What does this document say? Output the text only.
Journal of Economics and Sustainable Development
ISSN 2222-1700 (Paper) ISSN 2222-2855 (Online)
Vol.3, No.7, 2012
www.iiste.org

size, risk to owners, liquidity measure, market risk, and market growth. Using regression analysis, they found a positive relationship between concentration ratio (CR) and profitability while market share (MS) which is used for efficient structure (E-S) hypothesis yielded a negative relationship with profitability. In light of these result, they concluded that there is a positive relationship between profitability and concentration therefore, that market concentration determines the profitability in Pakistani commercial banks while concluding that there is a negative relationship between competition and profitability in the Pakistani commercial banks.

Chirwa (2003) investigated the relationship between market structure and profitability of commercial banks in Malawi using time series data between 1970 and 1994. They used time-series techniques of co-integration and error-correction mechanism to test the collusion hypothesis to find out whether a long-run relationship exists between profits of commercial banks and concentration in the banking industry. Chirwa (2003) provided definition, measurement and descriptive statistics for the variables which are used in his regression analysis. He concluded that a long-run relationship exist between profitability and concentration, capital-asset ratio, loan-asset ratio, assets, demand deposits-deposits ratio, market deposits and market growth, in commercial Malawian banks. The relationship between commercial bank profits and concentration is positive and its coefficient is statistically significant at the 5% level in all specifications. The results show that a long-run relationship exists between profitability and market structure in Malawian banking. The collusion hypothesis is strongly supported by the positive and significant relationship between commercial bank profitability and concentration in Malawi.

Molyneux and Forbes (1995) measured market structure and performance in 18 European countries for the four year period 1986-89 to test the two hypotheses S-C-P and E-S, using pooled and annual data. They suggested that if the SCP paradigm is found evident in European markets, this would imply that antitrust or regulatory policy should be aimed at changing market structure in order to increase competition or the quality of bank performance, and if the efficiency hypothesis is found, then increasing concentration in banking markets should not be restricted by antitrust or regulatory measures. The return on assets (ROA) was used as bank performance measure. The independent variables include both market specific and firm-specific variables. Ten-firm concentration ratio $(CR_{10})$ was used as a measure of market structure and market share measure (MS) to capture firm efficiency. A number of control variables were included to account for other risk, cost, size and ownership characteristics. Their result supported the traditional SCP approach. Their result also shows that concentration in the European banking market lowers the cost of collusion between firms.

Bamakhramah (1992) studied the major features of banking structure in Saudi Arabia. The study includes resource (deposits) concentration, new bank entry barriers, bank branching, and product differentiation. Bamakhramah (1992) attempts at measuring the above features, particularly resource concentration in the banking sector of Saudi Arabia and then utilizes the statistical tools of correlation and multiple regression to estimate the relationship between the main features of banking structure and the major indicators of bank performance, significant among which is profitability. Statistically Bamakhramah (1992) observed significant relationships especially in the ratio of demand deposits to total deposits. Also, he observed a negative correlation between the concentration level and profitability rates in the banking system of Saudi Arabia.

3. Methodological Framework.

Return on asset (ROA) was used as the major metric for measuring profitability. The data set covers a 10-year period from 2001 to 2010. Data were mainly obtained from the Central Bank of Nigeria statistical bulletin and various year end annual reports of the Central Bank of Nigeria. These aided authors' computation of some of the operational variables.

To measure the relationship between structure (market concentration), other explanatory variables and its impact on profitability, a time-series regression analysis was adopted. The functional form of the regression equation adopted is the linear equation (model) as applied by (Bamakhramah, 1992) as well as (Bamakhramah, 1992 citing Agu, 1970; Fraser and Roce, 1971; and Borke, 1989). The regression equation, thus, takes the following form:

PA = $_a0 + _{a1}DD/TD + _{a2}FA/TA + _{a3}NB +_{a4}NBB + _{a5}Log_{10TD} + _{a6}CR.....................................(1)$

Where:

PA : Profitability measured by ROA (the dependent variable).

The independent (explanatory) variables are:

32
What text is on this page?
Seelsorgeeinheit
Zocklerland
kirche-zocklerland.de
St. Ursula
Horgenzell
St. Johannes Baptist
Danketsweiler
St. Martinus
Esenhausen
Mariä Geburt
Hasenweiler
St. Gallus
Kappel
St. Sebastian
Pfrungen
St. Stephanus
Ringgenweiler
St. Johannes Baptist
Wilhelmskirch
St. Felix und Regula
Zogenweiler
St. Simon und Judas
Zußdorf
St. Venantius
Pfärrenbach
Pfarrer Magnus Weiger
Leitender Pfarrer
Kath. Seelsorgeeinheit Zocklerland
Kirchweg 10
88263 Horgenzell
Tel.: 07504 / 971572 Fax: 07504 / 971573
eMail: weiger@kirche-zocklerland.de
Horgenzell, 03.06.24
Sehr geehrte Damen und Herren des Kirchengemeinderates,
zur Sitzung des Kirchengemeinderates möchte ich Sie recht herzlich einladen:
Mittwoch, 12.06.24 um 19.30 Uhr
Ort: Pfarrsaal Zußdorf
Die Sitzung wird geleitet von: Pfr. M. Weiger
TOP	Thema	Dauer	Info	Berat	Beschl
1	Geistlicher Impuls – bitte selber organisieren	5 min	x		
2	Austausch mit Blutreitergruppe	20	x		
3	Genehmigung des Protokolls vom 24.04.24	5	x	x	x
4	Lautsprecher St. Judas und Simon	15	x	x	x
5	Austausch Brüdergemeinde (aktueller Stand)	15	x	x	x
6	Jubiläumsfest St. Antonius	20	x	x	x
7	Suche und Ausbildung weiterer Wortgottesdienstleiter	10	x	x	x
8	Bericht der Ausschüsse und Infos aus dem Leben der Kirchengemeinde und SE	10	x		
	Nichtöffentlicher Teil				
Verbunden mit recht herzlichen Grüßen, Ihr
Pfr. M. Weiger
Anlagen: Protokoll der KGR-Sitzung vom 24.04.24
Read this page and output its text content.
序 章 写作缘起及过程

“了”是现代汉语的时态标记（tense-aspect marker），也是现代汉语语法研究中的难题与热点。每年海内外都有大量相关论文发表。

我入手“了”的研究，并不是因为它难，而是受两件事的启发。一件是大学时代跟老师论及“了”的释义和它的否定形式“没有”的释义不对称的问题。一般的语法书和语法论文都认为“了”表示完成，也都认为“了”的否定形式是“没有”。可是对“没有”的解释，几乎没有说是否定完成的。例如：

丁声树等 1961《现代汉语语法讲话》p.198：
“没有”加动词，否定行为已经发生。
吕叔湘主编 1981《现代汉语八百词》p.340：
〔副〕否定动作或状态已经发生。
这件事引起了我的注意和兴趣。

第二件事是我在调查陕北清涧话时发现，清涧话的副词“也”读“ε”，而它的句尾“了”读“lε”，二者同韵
______________________________
TASK INSTRUCTIONS
From the records above, pull out each line that has "recht".

SOLUTION BELOW
zur Sitzung des Kirchengemeinderates möchte ich Sie recht herzlich einladen:
Verbunden mit recht herzlichen Grüßen, Ihr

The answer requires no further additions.